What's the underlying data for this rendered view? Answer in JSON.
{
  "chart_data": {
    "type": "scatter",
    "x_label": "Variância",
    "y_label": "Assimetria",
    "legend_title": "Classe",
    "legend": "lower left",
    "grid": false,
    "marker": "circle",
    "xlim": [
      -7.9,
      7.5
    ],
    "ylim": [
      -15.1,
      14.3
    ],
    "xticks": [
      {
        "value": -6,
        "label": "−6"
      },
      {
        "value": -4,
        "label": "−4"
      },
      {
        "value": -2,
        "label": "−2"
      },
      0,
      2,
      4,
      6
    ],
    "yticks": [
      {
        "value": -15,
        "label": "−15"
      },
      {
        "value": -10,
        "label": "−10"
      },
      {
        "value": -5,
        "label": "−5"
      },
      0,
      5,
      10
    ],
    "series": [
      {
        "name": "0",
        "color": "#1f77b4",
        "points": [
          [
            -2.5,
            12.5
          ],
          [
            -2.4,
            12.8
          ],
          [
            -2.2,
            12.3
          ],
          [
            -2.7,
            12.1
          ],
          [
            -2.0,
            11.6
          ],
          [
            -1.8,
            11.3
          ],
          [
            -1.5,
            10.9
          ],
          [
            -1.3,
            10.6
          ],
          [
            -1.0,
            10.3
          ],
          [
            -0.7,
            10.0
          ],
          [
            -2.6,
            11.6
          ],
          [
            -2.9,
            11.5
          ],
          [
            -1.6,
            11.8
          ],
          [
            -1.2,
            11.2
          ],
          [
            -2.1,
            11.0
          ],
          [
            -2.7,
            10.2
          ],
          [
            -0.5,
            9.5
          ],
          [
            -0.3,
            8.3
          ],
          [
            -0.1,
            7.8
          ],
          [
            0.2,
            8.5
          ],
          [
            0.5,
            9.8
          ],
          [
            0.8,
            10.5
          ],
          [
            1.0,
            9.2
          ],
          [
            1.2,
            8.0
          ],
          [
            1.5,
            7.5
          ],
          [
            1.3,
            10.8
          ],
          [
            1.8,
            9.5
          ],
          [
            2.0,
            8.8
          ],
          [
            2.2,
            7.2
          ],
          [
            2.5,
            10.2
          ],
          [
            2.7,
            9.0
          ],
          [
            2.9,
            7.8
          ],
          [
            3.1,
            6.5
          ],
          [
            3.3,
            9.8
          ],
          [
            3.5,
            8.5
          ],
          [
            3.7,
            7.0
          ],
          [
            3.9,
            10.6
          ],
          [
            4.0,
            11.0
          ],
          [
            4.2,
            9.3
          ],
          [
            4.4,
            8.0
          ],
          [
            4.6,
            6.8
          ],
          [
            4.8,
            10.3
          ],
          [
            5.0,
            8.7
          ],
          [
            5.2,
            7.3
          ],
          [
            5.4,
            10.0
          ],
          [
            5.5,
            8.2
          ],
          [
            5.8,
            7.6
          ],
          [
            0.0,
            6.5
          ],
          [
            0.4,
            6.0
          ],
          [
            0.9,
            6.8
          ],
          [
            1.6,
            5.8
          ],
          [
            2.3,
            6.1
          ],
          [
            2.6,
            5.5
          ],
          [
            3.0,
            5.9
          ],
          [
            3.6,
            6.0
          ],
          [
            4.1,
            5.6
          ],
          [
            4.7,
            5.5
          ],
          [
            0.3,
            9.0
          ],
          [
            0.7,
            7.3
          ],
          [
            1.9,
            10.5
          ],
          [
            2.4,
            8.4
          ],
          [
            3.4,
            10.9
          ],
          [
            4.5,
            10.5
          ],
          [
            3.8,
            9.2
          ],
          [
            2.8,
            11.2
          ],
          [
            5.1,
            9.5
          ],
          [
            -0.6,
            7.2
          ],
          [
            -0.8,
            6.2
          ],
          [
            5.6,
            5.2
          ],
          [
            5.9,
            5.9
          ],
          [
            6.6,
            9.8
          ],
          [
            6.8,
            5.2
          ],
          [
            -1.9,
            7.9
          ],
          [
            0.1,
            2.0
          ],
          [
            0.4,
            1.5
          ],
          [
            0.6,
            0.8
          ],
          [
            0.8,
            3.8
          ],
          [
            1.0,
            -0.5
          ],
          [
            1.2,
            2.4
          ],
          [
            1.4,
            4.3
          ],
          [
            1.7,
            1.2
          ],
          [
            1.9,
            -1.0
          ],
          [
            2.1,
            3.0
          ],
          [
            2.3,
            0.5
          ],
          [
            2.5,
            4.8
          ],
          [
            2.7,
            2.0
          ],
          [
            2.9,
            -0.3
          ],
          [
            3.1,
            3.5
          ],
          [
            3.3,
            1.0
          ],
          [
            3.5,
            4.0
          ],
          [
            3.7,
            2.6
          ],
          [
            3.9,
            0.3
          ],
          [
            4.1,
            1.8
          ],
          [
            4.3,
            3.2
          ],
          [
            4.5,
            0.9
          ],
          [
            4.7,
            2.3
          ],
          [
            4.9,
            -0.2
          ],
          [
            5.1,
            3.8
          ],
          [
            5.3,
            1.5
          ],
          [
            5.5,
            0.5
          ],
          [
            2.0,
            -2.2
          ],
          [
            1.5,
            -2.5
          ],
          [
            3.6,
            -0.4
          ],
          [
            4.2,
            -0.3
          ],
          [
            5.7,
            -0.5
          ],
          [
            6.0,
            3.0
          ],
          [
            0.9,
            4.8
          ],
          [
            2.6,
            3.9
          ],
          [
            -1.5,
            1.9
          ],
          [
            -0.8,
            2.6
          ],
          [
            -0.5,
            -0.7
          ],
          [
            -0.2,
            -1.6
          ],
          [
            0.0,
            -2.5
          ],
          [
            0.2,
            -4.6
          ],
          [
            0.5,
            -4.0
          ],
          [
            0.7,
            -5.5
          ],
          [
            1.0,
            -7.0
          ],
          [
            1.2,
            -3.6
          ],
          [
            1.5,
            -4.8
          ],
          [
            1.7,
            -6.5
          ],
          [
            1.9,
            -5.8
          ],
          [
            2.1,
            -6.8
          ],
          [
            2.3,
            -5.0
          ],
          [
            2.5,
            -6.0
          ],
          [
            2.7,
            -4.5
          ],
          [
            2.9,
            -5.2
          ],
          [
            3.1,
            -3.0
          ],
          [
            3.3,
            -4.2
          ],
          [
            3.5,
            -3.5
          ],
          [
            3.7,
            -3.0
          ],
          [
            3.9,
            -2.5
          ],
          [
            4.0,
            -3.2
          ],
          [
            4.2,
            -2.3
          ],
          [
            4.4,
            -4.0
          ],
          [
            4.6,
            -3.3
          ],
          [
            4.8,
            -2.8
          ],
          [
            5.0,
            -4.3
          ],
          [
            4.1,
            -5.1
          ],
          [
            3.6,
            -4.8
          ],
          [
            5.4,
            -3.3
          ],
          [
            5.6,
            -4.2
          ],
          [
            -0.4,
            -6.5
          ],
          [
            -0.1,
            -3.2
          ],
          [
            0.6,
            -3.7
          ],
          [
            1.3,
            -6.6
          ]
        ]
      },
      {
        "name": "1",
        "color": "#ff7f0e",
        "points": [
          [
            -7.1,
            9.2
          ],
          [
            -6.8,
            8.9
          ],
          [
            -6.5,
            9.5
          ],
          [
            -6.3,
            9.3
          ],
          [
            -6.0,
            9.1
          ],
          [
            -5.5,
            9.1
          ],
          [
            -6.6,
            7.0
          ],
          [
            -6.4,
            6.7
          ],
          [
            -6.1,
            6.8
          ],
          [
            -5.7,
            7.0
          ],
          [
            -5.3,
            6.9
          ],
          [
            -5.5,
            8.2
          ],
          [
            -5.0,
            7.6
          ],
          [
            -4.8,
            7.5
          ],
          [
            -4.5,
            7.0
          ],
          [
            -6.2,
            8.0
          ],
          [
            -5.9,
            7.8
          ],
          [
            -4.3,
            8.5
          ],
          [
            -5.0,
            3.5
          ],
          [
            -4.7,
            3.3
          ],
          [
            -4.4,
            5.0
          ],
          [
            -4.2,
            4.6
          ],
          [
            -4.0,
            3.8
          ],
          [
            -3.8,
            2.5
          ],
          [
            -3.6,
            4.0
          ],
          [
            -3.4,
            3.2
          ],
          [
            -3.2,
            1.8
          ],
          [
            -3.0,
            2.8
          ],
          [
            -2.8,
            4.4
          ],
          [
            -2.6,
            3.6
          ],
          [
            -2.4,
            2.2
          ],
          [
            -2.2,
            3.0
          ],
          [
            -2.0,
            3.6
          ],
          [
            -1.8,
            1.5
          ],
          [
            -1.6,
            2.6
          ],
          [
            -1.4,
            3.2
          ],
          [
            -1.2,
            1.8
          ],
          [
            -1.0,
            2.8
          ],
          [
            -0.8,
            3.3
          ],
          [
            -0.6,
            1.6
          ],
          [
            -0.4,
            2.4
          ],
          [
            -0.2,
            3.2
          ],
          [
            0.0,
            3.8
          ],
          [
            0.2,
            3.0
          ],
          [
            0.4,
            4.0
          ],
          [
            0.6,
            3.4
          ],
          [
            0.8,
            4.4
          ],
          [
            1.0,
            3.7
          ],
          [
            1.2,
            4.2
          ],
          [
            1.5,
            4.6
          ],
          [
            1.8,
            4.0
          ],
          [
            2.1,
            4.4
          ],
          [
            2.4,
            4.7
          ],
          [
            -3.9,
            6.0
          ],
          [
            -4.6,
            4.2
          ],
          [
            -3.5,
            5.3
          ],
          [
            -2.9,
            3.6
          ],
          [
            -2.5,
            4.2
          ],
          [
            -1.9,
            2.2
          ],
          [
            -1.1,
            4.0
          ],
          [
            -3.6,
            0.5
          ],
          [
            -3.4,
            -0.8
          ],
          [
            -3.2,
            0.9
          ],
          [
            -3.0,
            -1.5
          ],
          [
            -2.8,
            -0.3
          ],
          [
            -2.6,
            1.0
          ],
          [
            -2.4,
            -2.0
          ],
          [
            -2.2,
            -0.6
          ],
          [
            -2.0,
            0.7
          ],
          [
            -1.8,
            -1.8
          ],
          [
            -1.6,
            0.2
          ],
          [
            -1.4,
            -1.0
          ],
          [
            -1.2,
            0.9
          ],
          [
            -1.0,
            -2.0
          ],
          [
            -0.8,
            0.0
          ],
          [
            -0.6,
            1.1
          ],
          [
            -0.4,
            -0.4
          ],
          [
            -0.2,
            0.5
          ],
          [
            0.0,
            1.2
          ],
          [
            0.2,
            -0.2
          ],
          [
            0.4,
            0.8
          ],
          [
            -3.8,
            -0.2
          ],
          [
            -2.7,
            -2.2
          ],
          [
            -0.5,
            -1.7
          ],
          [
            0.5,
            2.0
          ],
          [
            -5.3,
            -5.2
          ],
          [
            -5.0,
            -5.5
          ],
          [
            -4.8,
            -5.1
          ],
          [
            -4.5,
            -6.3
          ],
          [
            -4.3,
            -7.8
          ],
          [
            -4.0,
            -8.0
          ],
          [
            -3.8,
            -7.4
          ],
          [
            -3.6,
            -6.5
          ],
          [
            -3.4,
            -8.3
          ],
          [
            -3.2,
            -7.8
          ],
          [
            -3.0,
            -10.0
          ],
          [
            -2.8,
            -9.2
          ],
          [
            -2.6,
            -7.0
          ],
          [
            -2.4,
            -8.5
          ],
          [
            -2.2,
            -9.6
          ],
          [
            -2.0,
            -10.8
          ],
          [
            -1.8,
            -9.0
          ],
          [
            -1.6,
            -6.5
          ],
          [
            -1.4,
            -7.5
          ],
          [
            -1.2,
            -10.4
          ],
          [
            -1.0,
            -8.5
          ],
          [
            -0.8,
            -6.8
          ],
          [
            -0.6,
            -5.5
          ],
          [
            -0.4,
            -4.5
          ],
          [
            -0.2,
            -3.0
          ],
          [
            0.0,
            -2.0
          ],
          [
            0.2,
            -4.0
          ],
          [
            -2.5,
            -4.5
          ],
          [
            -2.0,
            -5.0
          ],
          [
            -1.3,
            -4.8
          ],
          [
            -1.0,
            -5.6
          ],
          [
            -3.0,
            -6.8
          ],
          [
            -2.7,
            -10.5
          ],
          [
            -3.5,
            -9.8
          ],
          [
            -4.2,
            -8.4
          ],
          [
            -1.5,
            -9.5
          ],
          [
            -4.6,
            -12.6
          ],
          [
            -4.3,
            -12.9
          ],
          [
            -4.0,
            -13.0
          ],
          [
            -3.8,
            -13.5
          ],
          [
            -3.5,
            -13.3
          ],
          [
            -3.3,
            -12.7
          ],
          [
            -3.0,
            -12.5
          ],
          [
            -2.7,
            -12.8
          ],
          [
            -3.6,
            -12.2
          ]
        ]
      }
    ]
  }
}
━━━━━━━━━━
*EXERCISE:* Across the records, how many lines contain "value"? Only the number should be given.

*COMPLETE RESPONSE:* 6